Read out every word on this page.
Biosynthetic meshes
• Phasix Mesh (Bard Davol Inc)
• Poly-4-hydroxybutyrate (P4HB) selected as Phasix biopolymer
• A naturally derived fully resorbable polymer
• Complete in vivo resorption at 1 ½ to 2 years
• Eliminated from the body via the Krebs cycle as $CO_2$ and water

====================

PROMPT
Search the records above for the string "Phasix". Copy every line that contains it.

REPLY
• Phasix Mesh (Bard Davol Inc)
• Poly-4-hydroxybutyrate (P4HB) selected as Phasix biopolymer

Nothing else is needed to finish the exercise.